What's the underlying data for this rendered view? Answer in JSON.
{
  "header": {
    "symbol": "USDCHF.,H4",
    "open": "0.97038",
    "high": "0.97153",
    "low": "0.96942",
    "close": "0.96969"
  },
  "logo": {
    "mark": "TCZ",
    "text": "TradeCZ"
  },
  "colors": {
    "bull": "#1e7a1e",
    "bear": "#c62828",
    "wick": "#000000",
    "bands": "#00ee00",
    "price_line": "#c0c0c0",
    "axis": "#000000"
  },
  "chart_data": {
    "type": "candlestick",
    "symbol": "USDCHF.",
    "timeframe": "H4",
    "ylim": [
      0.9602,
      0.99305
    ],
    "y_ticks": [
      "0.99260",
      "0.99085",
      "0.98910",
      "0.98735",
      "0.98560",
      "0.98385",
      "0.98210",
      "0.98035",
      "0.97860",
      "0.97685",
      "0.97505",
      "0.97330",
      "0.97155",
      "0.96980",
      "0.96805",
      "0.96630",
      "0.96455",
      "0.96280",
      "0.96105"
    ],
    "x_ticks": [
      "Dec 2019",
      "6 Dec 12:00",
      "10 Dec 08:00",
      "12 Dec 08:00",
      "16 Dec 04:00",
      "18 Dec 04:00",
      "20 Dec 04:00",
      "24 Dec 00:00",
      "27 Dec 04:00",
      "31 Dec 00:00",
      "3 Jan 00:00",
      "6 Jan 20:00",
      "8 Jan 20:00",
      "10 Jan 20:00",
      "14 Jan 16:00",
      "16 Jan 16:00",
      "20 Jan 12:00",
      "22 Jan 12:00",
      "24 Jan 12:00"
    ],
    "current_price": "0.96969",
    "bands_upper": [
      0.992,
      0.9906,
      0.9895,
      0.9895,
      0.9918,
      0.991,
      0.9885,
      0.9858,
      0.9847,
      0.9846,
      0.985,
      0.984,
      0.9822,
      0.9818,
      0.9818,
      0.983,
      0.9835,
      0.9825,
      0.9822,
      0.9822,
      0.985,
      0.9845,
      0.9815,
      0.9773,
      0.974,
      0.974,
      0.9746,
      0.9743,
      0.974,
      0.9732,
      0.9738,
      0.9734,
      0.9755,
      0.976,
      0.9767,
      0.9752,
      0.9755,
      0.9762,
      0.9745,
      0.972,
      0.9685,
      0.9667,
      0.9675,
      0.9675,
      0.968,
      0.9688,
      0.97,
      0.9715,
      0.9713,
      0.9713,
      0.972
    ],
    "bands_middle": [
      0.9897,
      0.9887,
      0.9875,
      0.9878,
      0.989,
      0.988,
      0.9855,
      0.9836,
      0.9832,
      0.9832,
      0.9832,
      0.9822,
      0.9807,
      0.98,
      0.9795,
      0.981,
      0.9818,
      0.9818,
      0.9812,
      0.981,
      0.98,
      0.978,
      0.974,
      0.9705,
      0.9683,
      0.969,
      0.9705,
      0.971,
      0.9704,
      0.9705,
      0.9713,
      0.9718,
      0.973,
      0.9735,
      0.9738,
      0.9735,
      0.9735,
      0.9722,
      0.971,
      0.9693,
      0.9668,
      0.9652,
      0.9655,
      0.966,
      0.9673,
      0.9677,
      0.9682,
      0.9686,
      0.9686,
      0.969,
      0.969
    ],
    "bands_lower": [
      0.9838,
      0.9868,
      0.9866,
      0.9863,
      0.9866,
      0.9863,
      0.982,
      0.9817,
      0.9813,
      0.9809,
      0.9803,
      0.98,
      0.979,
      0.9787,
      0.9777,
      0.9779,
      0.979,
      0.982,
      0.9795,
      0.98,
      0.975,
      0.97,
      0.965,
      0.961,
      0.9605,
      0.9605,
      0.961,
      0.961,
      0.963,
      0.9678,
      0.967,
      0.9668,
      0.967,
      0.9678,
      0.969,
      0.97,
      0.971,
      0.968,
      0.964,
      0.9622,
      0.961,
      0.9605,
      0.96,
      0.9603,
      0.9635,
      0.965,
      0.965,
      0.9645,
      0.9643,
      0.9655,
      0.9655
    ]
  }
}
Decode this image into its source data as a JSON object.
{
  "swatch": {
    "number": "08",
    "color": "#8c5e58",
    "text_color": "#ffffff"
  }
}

- _Short task_
Begin with the line that contains "Decode this image" and set down each line exactly until the records above end, including the final line.

- _Solved exercise_
Decode this image into its source data as a JSON object.
{
  "swatch": {
    "number": "08",
    "color": "#8c5e58",
    "text_color": "#ffffff"
  }
}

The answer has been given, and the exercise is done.